### [Exercise task]
Only the number is wanted: how many lines contain the string "Večerní"?

### [Data to use]
[Start]
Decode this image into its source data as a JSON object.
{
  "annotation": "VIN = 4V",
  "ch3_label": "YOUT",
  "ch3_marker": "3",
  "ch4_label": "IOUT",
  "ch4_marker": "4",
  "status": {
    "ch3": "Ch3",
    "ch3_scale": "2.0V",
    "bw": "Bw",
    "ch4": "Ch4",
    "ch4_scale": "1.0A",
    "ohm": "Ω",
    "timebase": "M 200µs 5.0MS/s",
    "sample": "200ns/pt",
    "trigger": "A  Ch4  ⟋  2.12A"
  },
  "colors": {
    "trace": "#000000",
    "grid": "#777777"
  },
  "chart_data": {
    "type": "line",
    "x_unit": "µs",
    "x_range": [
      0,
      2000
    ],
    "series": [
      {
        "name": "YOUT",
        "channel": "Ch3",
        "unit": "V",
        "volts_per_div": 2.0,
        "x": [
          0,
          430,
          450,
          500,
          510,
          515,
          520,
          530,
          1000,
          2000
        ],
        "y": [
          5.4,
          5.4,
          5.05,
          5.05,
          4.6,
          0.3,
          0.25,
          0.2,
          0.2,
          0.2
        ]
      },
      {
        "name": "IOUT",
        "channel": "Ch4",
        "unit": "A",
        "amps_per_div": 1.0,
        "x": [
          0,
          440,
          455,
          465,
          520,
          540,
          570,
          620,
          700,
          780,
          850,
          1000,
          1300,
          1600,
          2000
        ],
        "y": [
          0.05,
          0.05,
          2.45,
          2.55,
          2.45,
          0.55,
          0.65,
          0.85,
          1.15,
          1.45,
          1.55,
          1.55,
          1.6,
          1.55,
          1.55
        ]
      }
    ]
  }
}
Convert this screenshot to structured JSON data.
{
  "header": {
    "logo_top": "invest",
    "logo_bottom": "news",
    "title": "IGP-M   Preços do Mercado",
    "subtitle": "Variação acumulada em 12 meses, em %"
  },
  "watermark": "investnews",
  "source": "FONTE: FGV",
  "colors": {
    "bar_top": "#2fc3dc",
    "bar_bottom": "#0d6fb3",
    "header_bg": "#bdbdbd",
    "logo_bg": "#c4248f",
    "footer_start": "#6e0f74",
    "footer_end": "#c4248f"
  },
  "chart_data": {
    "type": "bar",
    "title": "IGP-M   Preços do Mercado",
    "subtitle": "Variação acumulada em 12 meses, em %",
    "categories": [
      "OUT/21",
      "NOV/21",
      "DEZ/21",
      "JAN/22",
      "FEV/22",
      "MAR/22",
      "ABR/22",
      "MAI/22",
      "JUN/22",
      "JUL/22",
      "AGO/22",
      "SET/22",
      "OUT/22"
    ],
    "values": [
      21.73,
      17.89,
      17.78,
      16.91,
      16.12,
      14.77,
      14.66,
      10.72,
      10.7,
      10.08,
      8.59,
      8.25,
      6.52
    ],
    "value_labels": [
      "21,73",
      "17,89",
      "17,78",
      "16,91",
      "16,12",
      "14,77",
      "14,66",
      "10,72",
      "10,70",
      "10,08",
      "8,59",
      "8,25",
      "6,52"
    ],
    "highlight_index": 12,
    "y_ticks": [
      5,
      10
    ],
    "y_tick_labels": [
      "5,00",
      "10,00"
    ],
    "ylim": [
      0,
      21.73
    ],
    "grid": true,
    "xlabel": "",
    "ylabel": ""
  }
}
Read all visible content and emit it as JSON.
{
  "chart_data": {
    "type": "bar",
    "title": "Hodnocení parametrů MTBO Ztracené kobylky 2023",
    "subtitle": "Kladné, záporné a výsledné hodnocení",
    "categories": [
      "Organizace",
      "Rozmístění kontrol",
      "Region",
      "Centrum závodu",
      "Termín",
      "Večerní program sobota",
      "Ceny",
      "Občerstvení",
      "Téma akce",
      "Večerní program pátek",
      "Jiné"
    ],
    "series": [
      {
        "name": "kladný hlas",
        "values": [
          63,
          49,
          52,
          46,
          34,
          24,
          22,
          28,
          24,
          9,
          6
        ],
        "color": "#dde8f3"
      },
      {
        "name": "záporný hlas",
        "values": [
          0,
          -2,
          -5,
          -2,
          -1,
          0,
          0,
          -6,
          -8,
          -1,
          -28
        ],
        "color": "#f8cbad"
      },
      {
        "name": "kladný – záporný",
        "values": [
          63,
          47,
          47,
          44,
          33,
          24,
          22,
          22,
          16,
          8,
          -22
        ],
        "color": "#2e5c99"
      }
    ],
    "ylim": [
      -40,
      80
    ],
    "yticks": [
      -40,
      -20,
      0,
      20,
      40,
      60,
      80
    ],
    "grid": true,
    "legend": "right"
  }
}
[End]
### [Response]
2